How many lines in these records hold the string "стоимости"? Reply with the number alone.

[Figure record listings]
<<<<
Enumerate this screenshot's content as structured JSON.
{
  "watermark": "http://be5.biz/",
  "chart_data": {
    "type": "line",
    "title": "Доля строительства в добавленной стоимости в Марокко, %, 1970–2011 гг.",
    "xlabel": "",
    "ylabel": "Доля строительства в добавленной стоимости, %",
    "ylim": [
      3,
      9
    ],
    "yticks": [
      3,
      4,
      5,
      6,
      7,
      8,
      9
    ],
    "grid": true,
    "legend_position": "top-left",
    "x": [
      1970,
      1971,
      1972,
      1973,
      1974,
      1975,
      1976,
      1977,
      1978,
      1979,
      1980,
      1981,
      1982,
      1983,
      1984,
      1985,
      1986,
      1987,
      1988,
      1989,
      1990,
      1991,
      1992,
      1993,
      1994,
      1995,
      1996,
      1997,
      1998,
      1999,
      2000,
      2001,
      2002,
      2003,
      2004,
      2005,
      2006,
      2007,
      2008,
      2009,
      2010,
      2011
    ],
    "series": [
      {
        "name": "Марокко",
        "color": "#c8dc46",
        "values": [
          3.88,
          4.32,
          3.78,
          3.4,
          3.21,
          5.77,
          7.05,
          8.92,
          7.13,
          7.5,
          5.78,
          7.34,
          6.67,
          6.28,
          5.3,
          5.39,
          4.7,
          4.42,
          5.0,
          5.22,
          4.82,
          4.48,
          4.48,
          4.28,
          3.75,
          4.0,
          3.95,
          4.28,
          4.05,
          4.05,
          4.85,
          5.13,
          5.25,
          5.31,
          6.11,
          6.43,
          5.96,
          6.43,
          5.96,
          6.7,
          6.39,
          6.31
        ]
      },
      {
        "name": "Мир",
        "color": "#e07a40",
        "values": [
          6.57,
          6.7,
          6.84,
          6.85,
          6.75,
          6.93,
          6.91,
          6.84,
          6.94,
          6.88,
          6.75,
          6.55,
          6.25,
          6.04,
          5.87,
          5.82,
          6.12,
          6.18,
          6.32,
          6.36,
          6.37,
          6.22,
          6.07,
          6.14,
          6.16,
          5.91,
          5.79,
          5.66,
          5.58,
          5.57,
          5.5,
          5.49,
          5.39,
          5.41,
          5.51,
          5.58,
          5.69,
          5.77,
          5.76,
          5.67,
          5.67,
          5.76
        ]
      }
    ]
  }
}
>>>>
### Finished task
2